(Source data)
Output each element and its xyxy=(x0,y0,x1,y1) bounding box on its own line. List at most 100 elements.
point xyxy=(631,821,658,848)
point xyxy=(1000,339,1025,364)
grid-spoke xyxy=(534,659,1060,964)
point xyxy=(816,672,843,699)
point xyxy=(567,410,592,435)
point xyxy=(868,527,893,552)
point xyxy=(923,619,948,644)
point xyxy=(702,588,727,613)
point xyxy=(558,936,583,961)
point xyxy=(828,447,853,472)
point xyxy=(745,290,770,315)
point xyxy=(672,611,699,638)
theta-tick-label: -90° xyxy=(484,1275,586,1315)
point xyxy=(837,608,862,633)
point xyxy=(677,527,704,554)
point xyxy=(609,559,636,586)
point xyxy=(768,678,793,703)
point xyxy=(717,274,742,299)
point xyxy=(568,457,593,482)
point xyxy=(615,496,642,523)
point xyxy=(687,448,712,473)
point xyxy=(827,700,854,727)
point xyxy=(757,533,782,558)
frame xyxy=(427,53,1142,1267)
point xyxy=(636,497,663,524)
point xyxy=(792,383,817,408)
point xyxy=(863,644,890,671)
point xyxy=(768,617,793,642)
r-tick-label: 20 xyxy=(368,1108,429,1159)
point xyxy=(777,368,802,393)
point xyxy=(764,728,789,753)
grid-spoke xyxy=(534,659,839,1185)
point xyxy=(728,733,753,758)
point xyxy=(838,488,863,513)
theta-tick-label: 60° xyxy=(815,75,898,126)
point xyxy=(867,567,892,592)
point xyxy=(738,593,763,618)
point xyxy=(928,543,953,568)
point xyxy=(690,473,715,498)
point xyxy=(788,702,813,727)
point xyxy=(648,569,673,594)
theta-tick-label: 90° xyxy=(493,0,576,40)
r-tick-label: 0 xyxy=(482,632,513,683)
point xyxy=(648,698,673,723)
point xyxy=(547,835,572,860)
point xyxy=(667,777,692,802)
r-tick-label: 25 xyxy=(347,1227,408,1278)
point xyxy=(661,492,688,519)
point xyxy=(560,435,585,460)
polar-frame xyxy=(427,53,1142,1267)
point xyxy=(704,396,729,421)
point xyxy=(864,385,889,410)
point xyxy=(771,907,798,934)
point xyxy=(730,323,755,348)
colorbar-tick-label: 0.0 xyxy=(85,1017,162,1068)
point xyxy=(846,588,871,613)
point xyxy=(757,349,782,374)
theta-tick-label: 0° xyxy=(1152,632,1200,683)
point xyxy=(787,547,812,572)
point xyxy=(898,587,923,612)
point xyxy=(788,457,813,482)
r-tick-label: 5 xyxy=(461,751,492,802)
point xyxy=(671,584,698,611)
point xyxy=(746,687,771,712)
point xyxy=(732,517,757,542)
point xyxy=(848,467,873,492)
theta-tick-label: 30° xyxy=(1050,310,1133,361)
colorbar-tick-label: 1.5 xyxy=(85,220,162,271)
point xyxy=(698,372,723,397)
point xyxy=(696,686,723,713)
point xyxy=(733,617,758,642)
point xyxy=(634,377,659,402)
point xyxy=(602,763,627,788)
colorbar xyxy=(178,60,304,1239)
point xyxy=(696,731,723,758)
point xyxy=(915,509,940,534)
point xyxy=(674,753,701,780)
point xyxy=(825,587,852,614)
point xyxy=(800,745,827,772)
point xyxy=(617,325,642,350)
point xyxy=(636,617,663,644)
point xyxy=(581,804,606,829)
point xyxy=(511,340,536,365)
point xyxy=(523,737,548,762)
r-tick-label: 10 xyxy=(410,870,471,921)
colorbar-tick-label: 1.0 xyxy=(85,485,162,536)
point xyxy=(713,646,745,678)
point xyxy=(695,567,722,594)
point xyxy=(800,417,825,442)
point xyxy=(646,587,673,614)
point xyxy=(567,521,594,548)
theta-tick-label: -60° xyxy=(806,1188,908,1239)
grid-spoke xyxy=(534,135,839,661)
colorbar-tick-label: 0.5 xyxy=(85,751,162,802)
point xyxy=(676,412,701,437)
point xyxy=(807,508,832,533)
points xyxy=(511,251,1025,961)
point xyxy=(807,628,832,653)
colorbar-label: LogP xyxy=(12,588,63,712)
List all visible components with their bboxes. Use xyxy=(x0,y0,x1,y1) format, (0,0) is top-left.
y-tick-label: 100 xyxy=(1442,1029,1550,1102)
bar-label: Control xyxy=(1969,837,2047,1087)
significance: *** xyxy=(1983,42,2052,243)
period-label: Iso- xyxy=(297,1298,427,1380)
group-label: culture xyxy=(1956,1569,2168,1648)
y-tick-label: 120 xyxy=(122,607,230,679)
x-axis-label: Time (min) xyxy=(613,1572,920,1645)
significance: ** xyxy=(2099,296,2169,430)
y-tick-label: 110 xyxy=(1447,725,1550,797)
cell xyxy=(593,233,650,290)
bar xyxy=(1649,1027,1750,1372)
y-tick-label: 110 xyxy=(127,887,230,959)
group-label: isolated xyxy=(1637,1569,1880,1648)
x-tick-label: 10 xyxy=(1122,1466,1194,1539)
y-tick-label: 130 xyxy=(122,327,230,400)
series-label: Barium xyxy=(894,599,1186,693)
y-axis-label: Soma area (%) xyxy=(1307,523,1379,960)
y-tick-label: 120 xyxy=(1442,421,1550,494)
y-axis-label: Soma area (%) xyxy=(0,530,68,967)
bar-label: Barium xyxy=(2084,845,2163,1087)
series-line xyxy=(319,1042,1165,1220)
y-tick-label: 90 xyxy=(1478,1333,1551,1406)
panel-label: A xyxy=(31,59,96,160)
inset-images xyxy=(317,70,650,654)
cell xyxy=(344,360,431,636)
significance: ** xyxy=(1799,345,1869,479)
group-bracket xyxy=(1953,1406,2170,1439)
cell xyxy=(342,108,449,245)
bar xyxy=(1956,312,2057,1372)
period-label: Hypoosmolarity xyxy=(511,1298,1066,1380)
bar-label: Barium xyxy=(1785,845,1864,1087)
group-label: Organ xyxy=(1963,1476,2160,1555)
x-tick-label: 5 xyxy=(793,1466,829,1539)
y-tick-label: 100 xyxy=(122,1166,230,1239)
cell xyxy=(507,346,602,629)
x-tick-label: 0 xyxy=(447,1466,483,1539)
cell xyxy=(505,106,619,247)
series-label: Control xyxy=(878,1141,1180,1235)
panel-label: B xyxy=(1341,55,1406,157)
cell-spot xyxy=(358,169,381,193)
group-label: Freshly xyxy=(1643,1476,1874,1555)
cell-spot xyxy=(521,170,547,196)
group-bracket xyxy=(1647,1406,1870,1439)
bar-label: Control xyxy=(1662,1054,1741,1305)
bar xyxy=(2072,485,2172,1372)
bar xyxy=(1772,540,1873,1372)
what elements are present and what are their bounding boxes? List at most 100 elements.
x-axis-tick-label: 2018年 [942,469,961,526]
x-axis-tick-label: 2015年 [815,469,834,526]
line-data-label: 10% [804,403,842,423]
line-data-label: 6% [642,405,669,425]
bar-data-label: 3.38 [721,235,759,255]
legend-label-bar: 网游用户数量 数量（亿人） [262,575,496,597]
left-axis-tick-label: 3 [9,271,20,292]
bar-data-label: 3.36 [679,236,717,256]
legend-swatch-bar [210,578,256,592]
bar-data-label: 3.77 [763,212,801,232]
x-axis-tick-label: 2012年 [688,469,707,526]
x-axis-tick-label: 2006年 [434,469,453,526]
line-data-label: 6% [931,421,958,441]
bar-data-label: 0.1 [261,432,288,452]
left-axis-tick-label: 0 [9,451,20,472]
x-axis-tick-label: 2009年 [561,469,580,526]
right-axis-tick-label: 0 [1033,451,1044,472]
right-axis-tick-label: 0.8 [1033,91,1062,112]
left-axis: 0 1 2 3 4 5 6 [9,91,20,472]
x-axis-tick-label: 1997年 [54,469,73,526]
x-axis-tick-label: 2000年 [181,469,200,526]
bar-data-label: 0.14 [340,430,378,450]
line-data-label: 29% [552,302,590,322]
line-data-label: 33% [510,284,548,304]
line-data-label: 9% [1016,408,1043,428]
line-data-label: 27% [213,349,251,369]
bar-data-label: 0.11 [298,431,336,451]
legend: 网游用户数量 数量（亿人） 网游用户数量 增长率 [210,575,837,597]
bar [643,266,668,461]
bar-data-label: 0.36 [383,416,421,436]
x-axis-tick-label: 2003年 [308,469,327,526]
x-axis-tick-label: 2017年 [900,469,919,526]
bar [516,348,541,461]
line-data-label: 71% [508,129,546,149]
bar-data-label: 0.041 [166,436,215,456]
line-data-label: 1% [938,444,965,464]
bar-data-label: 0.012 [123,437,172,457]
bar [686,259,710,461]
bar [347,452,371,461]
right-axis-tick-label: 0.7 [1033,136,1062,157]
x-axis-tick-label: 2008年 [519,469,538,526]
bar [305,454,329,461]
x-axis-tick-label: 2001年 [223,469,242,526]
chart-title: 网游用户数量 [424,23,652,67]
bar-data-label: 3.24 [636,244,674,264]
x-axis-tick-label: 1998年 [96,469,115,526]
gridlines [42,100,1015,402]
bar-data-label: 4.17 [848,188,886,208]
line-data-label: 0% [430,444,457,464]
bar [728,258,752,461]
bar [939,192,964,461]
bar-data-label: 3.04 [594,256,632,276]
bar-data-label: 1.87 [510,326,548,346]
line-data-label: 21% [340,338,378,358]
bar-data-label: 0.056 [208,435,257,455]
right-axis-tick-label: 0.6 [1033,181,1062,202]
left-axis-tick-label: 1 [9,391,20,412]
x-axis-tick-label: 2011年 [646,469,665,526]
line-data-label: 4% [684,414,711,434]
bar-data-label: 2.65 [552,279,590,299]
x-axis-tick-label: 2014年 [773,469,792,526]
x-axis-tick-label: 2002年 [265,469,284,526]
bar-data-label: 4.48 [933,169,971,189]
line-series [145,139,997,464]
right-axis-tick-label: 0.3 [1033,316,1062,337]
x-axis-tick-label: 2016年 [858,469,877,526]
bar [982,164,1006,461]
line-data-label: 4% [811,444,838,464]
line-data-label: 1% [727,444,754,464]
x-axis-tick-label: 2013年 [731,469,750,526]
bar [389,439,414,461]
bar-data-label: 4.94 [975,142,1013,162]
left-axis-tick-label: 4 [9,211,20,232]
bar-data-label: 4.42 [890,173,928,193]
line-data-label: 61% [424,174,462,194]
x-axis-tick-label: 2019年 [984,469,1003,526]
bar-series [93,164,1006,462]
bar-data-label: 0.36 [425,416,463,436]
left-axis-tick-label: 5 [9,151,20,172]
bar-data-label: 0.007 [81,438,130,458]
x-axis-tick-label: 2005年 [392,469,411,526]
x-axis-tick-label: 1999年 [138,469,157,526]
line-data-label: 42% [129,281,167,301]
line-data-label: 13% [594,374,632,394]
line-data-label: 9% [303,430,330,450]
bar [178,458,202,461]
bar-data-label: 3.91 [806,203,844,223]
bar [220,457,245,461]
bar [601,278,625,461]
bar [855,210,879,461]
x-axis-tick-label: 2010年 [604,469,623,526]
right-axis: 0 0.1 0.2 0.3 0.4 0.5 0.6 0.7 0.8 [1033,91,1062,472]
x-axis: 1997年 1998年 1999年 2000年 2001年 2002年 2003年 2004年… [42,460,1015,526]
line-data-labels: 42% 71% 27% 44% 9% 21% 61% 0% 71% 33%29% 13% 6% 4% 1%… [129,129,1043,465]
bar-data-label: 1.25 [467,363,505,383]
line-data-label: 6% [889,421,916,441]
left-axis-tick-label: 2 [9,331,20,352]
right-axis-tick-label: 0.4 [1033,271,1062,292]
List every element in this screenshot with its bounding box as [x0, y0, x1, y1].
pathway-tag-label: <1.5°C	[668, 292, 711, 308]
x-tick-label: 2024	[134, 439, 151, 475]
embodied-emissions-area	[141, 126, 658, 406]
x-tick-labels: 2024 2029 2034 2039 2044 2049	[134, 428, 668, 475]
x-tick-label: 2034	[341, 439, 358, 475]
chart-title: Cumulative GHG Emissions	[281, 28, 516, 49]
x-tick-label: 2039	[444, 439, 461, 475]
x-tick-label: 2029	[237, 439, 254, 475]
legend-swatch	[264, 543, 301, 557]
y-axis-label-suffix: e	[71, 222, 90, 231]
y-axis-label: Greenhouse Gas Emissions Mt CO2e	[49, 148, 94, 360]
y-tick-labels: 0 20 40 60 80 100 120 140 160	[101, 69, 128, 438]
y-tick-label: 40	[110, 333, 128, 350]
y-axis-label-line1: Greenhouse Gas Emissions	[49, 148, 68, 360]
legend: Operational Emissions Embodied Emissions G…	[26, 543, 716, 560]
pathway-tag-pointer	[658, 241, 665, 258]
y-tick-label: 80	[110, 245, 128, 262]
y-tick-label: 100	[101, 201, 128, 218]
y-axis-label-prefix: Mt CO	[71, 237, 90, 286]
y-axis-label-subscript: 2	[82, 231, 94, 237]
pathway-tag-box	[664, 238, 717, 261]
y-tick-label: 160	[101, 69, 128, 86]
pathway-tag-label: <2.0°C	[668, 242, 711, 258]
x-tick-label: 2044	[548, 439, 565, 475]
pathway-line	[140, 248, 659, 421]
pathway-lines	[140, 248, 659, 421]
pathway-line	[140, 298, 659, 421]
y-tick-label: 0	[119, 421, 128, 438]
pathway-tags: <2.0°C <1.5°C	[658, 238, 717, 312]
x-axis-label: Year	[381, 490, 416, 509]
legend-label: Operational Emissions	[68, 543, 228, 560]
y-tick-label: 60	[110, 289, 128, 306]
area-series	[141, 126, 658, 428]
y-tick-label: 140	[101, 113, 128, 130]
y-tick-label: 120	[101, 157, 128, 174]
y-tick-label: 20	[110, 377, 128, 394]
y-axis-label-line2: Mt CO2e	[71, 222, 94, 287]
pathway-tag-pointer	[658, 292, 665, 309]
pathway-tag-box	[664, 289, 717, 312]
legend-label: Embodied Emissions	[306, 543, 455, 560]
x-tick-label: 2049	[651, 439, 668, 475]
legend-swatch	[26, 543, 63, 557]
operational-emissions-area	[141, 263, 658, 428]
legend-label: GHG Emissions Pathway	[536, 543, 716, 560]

▶ [Goal]: Repeat the lines of the source data from the first line up to and including the line with "point xyxy=(746,687,771,712)".

▶ [Result for this exercise]:
Output each element and its xyxy=(x0,y0,x1,y1) bounding box on its own line. List at most 100 elements.
point xyxy=(631,821,658,848)
point xyxy=(1000,339,1025,364)
grid-spoke xyxy=(534,659,1060,964)
point xyxy=(816,672,843,699)
point xyxy=(567,410,592,435)
point xyxy=(868,527,893,552)
point xyxy=(923,619,948,644)
point xyxy=(702,588,727,613)
point xyxy=(558,936,583,961)
point xyxy=(828,447,853,472)
point xyxy=(745,290,770,315)
point xyxy=(672,611,699,638)
theta-tick-label: -90° xyxy=(484,1275,586,1315)
point xyxy=(837,608,862,633)
point xyxy=(677,527,704,554)
point xyxy=(609,559,636,586)
point xyxy=(768,678,793,703)
point xyxy=(717,274,742,299)
point xyxy=(568,457,593,482)
point xyxy=(615,496,642,523)
point xyxy=(687,448,712,473)
point xyxy=(827,700,854,727)
point xyxy=(757,533,782,558)
frame xyxy=(427,53,1142,1267)
point xyxy=(636,497,663,524)
point xyxy=(792,383,817,408)
point xyxy=(863,644,890,671)
point xyxy=(768,617,793,642)
r-tick-label: 20 xyxy=(368,1108,429,1159)
point xyxy=(777,368,802,393)
point xyxy=(764,728,789,753)
grid-spoke xyxy=(534,659,839,1185)
point xyxy=(728,733,753,758)
point xyxy=(838,488,863,513)
theta-tick-label: 60° xyxy=(815,75,898,126)
point xyxy=(867,567,892,592)
point xyxy=(738,593,763,618)
point xyxy=(928,543,953,568)
point xyxy=(690,473,715,498)
point xyxy=(788,702,813,727)
point xyxy=(648,569,673,594)
theta-tick-label: 90° xyxy=(493,0,576,40)
r-tick-label: 0 xyxy=(482,632,513,683)
point xyxy=(648,698,673,723)
point xyxy=(547,835,572,860)
point xyxy=(667,777,692,802)
r-tick-label: 25 xyxy=(347,1227,408,1278)
point xyxy=(661,492,688,519)
point xyxy=(560,435,585,460)
polar-frame xyxy=(427,53,1142,1267)
point xyxy=(704,396,729,421)
point xyxy=(864,385,889,410)
point xyxy=(771,907,798,934)
point xyxy=(730,323,755,348)
colorbar-tick-label: 0.0 xyxy=(85,1017,162,1068)
point xyxy=(846,588,871,613)
point xyxy=(757,349,782,374)
theta-tick-label: 0° xyxy=(1152,632,1200,683)
point xyxy=(787,547,812,572)
point xyxy=(898,587,923,612)
point xyxy=(788,457,813,482)
r-tick-label: 5 xyxy=(461,751,492,802)
point xyxy=(671,584,698,611)
point xyxy=(746,687,771,712)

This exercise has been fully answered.